## TASK TO CARRY OUT
Identify the lines that contain the word "cova", then copy them.

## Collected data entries

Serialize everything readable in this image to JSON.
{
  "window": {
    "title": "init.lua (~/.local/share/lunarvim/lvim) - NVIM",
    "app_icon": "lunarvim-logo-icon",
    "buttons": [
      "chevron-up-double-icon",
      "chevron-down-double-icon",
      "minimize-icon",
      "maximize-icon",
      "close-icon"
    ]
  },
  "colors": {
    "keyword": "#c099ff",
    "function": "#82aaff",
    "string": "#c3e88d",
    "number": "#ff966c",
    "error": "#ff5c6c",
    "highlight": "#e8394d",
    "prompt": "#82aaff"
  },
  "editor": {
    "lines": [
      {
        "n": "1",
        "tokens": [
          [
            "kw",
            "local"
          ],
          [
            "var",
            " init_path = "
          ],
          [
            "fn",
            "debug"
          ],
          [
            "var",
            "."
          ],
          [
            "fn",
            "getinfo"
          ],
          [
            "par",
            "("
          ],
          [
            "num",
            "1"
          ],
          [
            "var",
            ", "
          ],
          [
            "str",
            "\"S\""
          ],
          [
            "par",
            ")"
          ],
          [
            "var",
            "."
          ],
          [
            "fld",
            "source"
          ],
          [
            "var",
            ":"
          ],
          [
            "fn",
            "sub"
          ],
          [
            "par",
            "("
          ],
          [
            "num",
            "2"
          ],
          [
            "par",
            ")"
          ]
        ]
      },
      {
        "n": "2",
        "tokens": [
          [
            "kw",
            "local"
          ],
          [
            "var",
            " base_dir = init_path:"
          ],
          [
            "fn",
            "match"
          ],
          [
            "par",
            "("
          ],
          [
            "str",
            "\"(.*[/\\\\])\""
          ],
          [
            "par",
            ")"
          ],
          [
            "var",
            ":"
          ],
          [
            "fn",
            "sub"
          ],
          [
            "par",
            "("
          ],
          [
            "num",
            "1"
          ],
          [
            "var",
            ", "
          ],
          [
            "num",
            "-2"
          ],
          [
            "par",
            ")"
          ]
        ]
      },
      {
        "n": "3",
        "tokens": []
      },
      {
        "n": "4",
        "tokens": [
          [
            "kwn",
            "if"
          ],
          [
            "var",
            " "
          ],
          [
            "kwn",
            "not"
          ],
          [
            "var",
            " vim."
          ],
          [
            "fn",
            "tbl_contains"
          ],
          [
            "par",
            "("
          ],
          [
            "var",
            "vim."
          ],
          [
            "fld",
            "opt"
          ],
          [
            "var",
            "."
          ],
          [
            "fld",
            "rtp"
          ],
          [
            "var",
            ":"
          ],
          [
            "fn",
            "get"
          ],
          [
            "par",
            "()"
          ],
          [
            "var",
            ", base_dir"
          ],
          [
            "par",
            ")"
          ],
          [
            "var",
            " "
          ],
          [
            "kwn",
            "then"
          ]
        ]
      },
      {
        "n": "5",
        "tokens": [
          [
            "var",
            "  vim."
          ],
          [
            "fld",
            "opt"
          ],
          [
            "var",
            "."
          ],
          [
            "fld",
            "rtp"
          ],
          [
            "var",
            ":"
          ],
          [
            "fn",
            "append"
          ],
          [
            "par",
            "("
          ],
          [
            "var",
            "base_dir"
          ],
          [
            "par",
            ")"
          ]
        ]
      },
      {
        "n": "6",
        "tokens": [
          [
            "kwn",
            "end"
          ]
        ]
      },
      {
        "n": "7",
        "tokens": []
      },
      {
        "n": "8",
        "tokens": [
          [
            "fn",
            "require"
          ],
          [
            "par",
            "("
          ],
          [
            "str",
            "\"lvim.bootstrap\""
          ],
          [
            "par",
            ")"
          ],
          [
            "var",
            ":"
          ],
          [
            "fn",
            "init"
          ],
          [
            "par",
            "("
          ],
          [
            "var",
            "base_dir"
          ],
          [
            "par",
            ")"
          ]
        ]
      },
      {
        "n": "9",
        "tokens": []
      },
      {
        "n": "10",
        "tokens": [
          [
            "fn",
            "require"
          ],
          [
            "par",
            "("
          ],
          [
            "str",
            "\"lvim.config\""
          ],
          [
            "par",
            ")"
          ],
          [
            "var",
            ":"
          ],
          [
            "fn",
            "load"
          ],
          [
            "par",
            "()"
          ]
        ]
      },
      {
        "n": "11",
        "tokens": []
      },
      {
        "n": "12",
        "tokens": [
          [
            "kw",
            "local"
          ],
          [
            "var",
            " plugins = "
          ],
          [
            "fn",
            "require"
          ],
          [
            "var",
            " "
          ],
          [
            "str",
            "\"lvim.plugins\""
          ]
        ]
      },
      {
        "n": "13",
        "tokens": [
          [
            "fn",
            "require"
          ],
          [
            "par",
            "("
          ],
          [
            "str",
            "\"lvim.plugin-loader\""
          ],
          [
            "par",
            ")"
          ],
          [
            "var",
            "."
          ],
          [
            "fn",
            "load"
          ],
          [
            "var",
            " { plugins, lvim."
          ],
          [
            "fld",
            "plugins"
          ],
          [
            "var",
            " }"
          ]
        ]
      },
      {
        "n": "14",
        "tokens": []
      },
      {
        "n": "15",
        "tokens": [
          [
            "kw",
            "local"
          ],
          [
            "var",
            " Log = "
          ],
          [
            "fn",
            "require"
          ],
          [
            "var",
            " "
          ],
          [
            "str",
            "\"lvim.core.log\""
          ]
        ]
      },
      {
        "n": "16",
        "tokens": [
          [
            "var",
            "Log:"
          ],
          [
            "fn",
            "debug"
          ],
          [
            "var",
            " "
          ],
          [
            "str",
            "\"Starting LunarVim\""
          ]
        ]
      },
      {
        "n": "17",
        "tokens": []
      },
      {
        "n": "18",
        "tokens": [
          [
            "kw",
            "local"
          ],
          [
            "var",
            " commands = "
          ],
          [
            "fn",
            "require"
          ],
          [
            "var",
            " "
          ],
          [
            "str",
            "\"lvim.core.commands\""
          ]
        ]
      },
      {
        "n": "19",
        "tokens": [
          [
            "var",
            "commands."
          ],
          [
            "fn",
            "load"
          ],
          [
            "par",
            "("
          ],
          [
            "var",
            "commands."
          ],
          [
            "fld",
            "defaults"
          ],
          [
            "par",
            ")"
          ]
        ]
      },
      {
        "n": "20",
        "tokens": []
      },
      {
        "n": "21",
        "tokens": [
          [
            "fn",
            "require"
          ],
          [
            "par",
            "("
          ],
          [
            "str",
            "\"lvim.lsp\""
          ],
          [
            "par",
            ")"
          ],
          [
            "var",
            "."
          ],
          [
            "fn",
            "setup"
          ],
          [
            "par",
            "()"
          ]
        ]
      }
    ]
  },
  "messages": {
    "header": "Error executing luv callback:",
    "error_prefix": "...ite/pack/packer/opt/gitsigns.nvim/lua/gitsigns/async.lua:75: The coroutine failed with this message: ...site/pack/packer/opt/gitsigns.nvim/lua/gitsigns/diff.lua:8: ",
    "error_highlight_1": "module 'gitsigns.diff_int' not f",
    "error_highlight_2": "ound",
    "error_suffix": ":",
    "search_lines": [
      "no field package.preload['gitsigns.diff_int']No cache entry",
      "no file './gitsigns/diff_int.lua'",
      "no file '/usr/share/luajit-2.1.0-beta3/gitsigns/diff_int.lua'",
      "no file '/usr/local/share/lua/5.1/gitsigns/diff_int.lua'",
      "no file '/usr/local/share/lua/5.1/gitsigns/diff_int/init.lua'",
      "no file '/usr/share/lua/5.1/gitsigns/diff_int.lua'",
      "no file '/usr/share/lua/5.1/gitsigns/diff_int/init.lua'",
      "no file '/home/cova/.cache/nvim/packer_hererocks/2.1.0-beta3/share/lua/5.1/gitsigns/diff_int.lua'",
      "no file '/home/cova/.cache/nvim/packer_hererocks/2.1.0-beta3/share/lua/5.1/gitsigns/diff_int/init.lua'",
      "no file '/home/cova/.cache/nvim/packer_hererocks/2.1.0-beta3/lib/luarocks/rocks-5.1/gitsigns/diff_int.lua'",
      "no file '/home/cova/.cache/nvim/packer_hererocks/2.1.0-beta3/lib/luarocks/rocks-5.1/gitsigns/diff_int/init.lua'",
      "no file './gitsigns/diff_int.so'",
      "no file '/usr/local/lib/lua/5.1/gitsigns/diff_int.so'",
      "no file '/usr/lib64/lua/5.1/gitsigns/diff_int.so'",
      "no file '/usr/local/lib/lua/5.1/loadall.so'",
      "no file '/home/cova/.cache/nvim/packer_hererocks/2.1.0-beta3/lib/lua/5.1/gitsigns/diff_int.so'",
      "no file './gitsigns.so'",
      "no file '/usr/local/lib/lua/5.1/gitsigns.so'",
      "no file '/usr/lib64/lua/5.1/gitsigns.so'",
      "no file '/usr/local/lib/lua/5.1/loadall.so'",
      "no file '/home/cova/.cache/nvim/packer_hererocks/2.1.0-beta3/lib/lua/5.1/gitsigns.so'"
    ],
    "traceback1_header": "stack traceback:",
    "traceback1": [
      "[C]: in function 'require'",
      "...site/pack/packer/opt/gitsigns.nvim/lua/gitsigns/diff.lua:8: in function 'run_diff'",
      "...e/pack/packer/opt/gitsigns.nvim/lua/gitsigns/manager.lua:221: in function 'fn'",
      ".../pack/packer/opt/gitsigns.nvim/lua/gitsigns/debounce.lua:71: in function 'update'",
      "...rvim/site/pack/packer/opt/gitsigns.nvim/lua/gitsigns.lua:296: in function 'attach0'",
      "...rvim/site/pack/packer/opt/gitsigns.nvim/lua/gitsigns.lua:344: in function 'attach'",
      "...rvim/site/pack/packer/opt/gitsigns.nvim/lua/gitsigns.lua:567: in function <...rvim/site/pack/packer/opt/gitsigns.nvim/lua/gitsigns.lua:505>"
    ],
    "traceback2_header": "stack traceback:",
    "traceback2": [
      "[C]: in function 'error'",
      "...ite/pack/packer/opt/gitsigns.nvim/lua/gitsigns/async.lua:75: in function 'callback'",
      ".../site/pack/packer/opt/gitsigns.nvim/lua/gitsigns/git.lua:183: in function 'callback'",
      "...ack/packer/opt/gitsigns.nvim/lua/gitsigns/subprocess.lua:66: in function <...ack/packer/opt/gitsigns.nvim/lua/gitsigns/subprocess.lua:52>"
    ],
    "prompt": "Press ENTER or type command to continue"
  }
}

## REPLY TO THE TASK
      "no file '/home/cova/.cache/nvim/packer_hererocks/2.1.0-beta3/share/lua/5.1/gitsigns/diff_int.lua'",
      "no file '/home/cova/.cache/nvim/packer_hererocks/2.1.0-beta3/share/lua/5.1/gitsigns/diff_int/init.lua'",
      "no file '/home/cova/.cache/nvim/packer_hererocks/2.1.0-beta3/lib/luarocks/rocks-5.1/gitsigns/diff_int.lua'",
      "no file '/home/cova/.cache/nvim/packer_hererocks/2.1.0-beta3/lib/luarocks/rocks-5.1/gitsigns/diff_int/init.lua'",
      "no file '/home/cova/.cache/nvim/packer_hererocks/2.1.0-beta3/lib/lua/5.1/gitsigns/diff_int.so'",
      "no file '/home/cova/.cache/nvim/packer_hererocks/2.1.0-beta3/lib/lua/5.1/gitsigns.so'"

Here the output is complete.